Seleção:

'o resumo da ópera'
quinta-feira, setembro 15, 2005
No calor do Verão, e no âmbito de mais uma escaramuça simpática, o João Morgado Fernandes, malhava forte feito num dal de Diogo Mainardi (que eu cometi a heresia de referenciar). Dizia o João...
Diogo Mainardi é um betinho da elite brasileira com jeito para o português. Apenas isso. Escreve mal do Lula numa perspectiva do contra. Uma espécie de Vasco Pulido Valente, mas com alvo. Ele não critica acções concretas, objectivas, de Lula. Ele critica TUDO em Lula. Como a velha cassete do PCP em relação aos capitalistas. Tudo mau. Não percebo qual o interesse deste tipo de posições. Nem o arrojo de quem as toma.Ora bem, para contextualizar nada como citar na integra (via Gândavo) as duas últimas prosas de Mainardi na Veja, a propósito do mensalão.
Edição 1921 de 7 de Setembro
O Resumo da ópera
Estou tentando encaixar os fatos. Pelo que li até agora, parece-me que houve o seguinte:
Daniel Dantas foi achacado pelo PT. O achaque começou em 2002. Em maio daquele ano, João Paulo Cunha pediu uma CPI para investigar a privatização da Telebrás. Diante da ameaça de sofrer uma perseguição num futuro governo Lula por causa de sua ligação com o governo FHC, Dantas encarregou seu operador Marcos Valério de buscar um canal de negociação com o PT. Em meados de 2002, Marcos Valério se aproximou de Delúbio Soares, que exigiu propina para financiar a campanha eleitoral e domesticar o partido. Quando Lula foi eleito, o deputado Júlio Delgado recolheu 189 assinaturas para instalar uma CPI sobre a privatização da Telebrás. João Paulo Cunha afundou-a imediatamente, obedecendo à orientação de José Dirceu. De acordo com a agenda da secretária Fernanda Karina Somaggio, poucos dias depois, em julho de 2003, Marcos Valério e Delúbio Soares se reuniram com Carlos Rodenburg, sócio de Dantas no Opportunity. Delúbio Soares cobrou ainda mais dinheiro de Dantas, porque o Palácio do Planalto queria financiar a compra de parlamentares de outros partidos, com o chamado "mensalão".

Excerto dos dados:
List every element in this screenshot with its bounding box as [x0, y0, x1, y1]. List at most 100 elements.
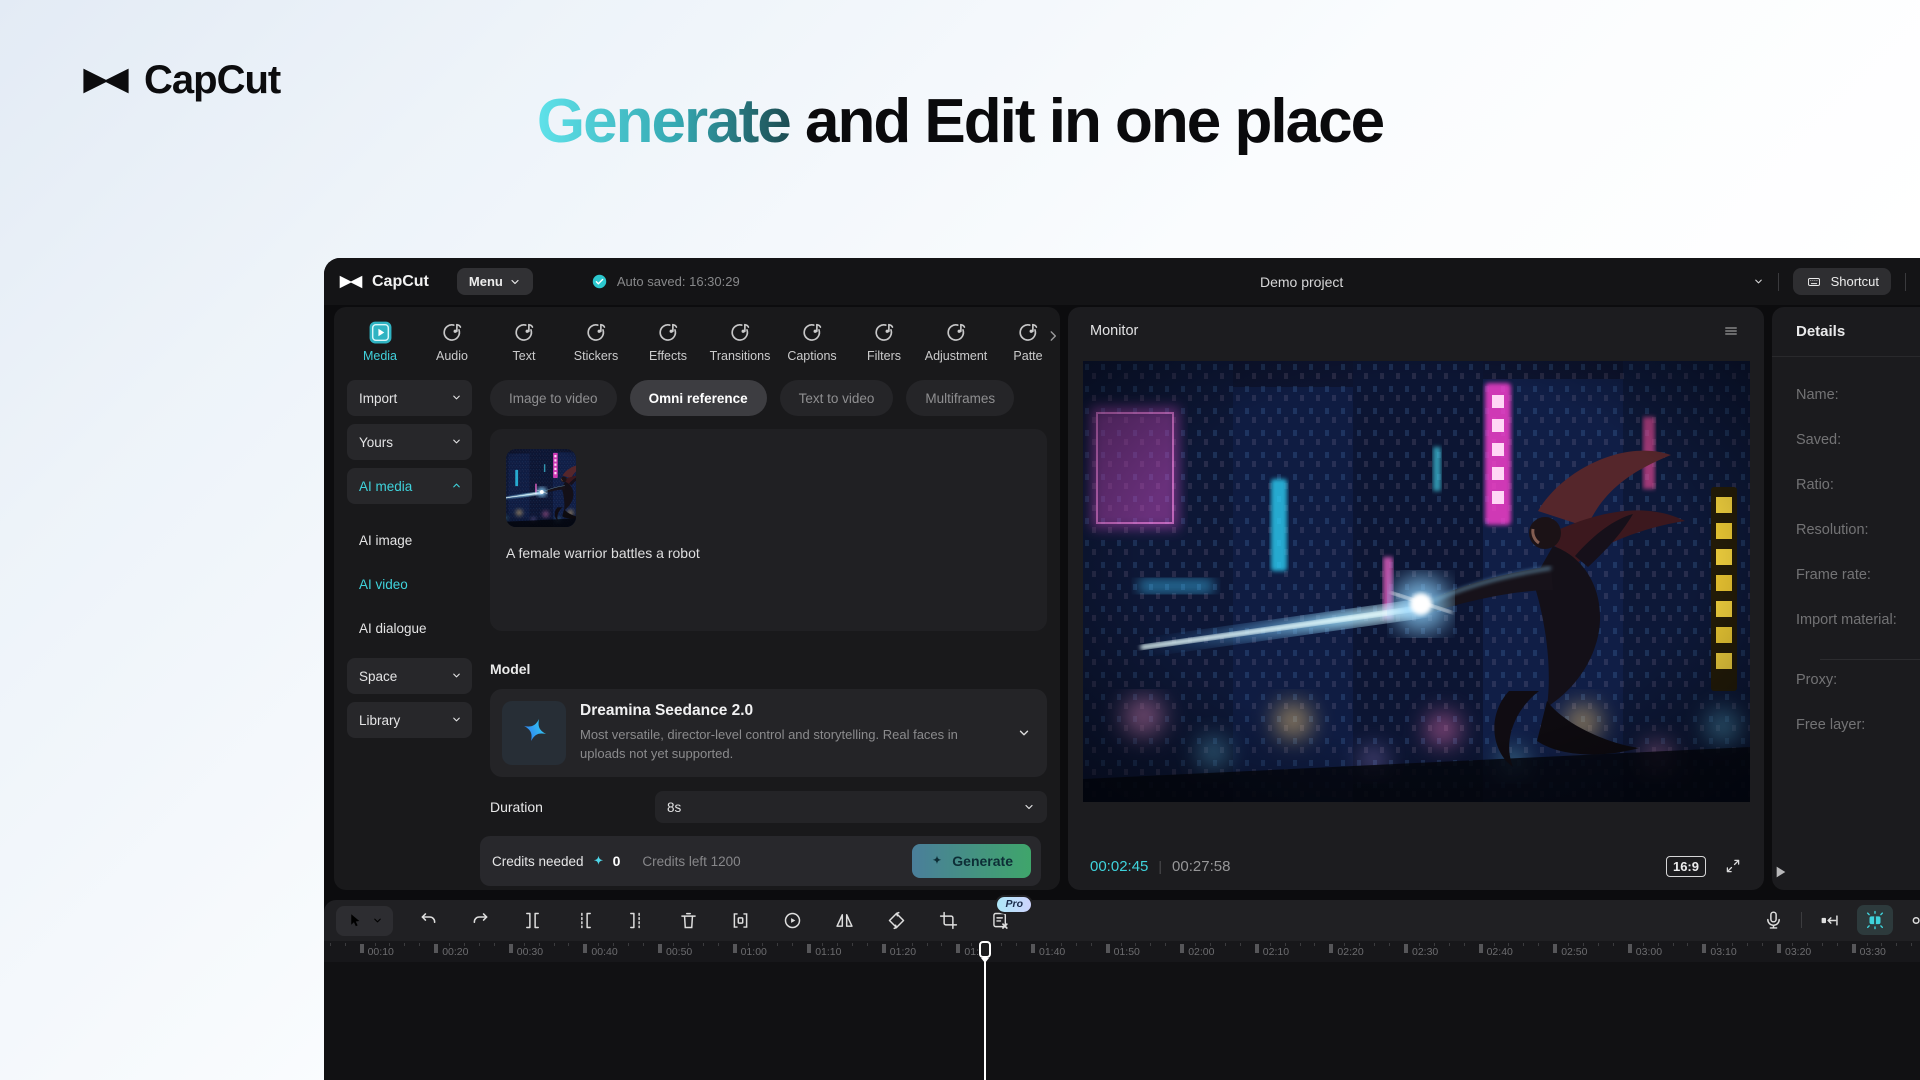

Tarefas a realizar:
1. Segundo a seleção, quantas assinaturas recolheu o deputado Júlio Delgado para instalar uma CPI sobre a privatização da Telebrás?
2. Indique todas as pessoas que, de acordo com a seleção, se reuniram em julho de 2003.
3. Reproduza, sem qualquer alteração, o trecho da seleção que abre com as palavras que contêm "Diogo Mainardi é" e fecha com "propósito do mensalão.".

Respostas por tarefa:
1. 189 assinaturas.

2. Marcos Valério, Delúbio Soares e Carlos Rodenburg.

3.
Diogo Mainardi é um betinho da elite brasileira com jeito para o português. Apenas isso. Escreve mal do Lula numa perspectiva do contra. Uma espécie de Vasco Pulido Valente, mas com alvo. Ele não critica acções concretas, objectivas, de Lula. Ele critica TUDO em Lula. Como a velha cassete do PCP em relação aos capitalistas. Tudo mau. Não percebo qual o interesse deste tipo de posições. Nem o arrojo de quem as toma.Ora bem, para contextualizar nada como citar na integra (via Gândavo) as duas últimas prosas de Mainardi na Veja, a propósito do mensalão.